Compile every line that includes the word "content".

[Stored dataset items]
— BEGIN —
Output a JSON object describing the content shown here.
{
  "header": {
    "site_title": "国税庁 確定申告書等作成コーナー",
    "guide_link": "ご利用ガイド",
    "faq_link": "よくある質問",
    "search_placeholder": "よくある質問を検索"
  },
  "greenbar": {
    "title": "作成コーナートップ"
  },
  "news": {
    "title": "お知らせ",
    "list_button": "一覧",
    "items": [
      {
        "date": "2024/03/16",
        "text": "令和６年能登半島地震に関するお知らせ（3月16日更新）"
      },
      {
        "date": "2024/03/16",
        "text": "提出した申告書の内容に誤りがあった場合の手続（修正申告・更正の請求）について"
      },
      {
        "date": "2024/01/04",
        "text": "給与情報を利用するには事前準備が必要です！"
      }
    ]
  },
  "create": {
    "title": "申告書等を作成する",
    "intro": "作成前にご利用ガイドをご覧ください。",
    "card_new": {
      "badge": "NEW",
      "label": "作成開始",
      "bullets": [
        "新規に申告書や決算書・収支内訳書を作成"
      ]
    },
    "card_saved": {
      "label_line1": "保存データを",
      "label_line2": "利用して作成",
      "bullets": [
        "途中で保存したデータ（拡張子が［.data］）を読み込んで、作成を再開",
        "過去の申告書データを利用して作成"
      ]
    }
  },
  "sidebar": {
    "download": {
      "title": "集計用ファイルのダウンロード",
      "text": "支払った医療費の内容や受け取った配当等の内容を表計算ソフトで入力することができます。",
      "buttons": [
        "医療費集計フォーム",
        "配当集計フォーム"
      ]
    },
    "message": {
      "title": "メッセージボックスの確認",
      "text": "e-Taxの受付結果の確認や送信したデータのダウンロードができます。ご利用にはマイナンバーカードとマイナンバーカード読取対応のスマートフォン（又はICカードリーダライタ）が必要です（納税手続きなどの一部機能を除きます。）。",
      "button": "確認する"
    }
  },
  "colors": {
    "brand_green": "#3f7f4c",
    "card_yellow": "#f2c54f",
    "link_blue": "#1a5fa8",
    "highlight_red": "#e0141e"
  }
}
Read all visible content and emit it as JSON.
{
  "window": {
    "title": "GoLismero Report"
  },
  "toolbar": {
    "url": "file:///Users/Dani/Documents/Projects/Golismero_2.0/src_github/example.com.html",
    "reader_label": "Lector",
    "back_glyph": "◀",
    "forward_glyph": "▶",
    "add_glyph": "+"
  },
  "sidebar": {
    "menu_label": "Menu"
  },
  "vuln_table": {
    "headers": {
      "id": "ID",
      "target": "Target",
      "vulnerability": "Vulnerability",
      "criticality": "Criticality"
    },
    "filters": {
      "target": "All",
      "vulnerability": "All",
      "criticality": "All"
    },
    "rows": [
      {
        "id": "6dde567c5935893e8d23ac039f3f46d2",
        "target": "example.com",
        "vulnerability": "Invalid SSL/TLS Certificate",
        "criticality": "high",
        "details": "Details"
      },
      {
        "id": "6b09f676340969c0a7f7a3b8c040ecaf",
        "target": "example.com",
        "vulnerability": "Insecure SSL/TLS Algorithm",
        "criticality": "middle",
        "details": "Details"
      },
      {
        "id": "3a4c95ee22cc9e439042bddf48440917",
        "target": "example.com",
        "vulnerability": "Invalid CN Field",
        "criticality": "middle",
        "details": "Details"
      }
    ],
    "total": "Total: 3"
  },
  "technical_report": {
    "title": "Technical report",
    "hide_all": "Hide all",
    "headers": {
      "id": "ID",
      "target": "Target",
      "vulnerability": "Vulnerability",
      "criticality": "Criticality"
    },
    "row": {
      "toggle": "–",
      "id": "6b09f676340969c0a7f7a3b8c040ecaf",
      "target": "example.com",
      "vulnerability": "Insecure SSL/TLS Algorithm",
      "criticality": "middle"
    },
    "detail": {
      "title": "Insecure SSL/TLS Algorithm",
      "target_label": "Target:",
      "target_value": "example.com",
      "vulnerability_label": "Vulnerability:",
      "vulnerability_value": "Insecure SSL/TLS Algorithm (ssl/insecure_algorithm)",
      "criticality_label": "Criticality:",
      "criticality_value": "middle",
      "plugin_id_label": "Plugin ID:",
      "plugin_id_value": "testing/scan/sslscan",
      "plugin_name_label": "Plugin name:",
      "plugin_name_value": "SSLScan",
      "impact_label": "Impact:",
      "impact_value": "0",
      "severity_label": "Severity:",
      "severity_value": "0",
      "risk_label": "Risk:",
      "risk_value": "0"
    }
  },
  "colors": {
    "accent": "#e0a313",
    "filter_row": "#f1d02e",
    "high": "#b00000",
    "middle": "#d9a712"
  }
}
— END —
#### Task solution:
Output a JSON object describing the content shown here.
Read all visible content and emit it as JSON.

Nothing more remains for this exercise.